Prompt |
Write every record out again exactly, and keep images out of it.

Structured figure records |
────────────────────
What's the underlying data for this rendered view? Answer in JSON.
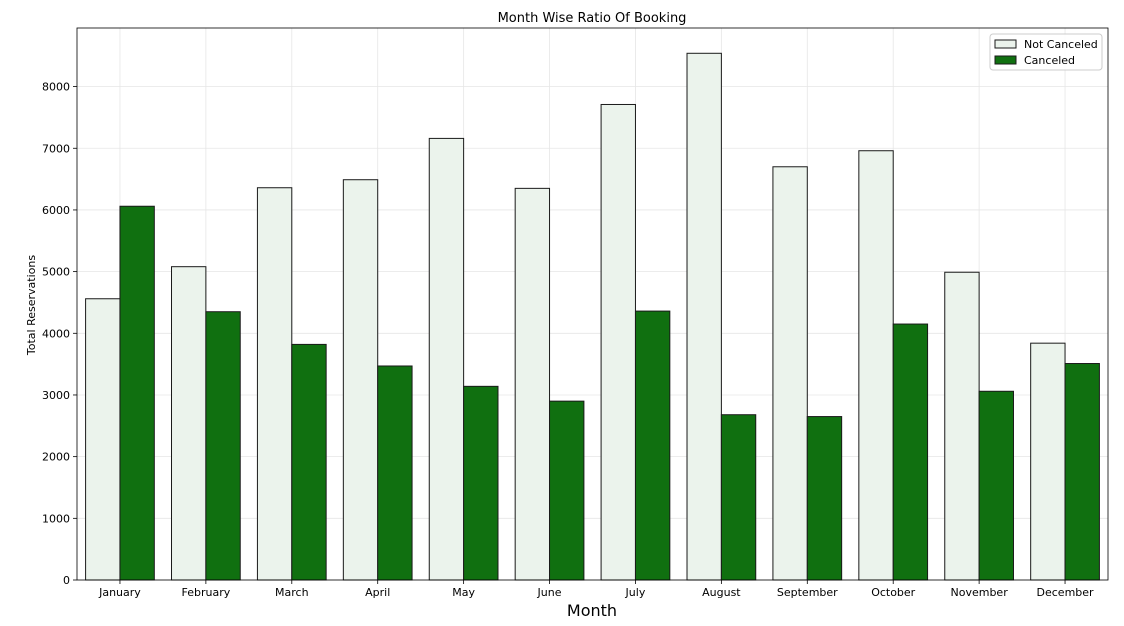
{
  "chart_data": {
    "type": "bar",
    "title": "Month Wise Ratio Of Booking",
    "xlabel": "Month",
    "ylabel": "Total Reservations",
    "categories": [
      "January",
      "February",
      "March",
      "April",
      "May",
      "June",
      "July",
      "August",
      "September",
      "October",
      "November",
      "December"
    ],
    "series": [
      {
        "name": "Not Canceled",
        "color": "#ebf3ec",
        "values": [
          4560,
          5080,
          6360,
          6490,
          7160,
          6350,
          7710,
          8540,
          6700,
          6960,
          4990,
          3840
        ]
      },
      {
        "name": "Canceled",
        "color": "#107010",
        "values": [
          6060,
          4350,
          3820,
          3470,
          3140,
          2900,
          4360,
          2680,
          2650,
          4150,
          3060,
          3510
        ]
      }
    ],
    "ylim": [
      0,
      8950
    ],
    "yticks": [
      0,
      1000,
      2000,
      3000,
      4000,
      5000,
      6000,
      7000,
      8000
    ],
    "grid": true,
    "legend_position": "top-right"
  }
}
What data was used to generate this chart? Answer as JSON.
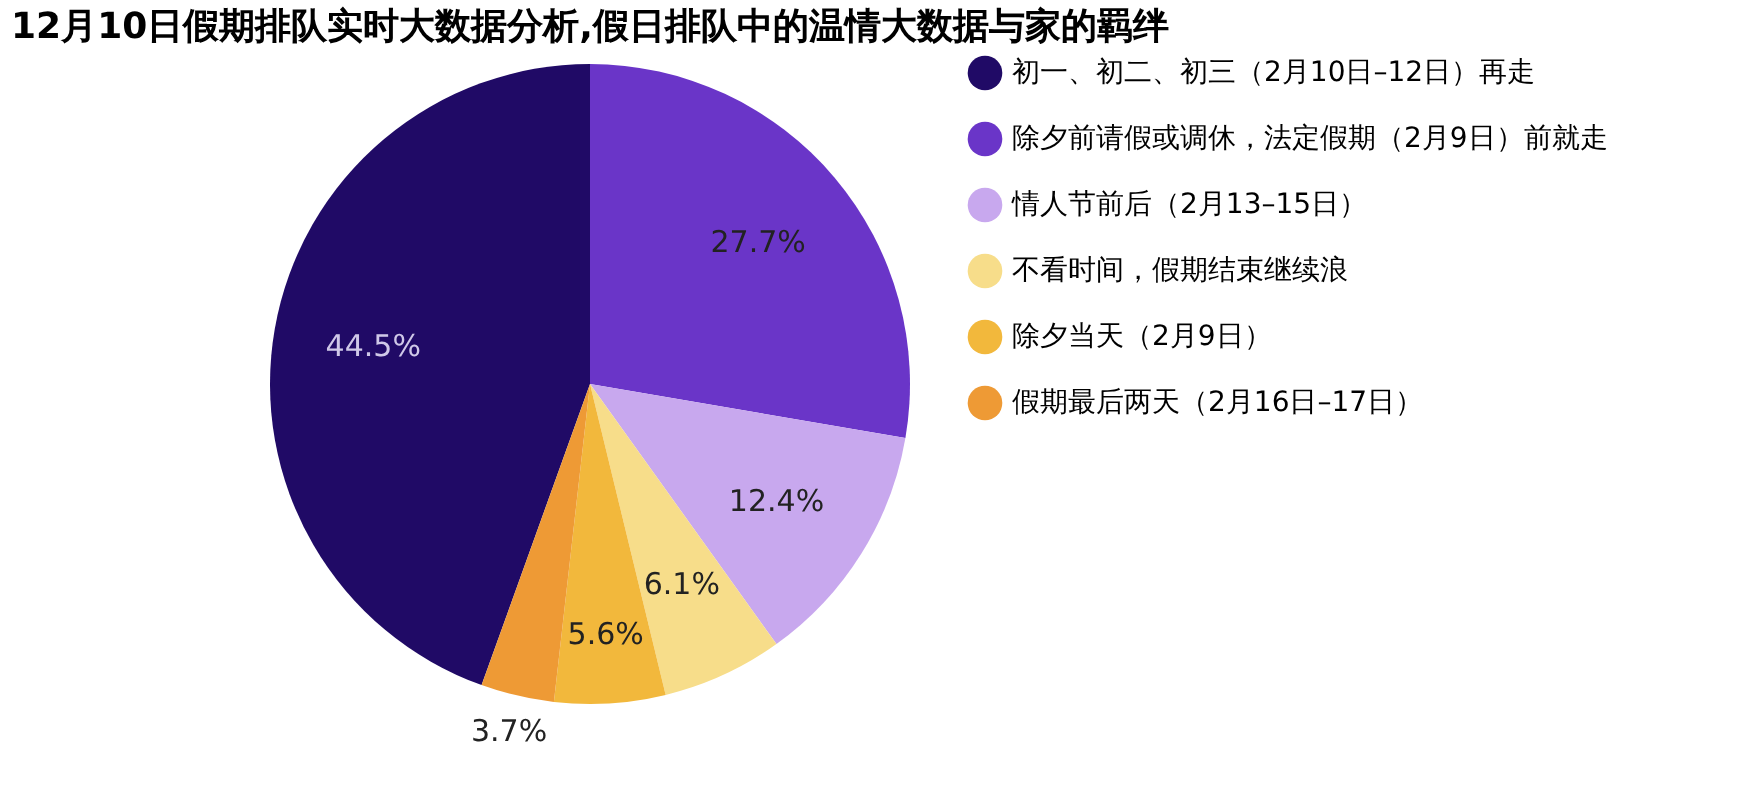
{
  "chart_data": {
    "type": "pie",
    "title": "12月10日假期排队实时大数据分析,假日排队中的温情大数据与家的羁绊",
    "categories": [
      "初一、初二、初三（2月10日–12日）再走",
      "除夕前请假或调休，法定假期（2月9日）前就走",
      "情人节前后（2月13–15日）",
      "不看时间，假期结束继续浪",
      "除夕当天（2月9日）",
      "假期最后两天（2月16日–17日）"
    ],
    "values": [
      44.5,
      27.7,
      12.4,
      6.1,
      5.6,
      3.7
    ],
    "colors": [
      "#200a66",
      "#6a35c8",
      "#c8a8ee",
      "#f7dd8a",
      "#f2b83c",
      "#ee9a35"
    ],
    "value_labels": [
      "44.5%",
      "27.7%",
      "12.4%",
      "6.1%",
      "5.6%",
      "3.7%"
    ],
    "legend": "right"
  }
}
────────────────────
Solution for this exercise |
What's the underlying data for this rendered view? Answer in JSON.
{
  "chart_data": {
    "type": "bar",
    "title": "Month Wise Ratio Of Booking",
    "xlabel": "Month",
    "ylabel": "Total Reservations",
    "categories": [
      "January",
      "February",
      "March",
      "April",
      "May",
      "June",
      "July",
      "August",
      "September",
      "October",
      "November",
      "December"
    ],
    "series": [
      {
        "name": "Not Canceled",
        "color": "#ebf3ec",
        "values": [
          4560,
          5080,
          6360,
          6490,
          7160,
          6350,
          7710,
          8540,
          6700,
          6960,
          4990,
          3840
        ]
      },
      {
        "name": "Canceled",
        "color": "#107010",
        "values": [
          6060,
          4350,
          3820,
          3470,
          3140,
          2900,
          4360,
          2680,
          2650,
          4150,
          3060,
          3510
        ]
      }
    ],
    "ylim": [
      0,
      8950
    ],
    "yticks": [
      0,
      1000,
      2000,
      3000,
      4000,
      5000,
      6000,
      7000,
      8000
    ],
    "grid": true,
    "legend_position": "top-right"
  }
}
What data was used to generate this chart? Answer as JSON.
{
  "chart_data": {
    "type": "pie",
    "title": "12月10日假期排队实时大数据分析,假日排队中的温情大数据与家的羁绊",
    "categories": [
      "初一、初二、初三（2月10日–12日）再走",
      "除夕前请假或调休，法定假期（2月9日）前就走",
      "情人节前后（2月13–15日）",
      "不看时间，假期结束继续浪",
      "除夕当天（2月9日）",
      "假期最后两天（2月16日–17日）"
    ],
    "values": [
      44.5,
      27.7,
      12.4,
      6.1,
      5.6,
      3.7
    ],
    "colors": [
      "#200a66",
      "#6a35c8",
      "#c8a8ee",
      "#f7dd8a",
      "#f2b83c",
      "#ee9a35"
    ],
    "value_labels": [
      "44.5%",
      "27.7%",
      "12.4%",
      "6.1%",
      "5.6%",
      "3.7%"
    ],
    "legend": "right"
  }
}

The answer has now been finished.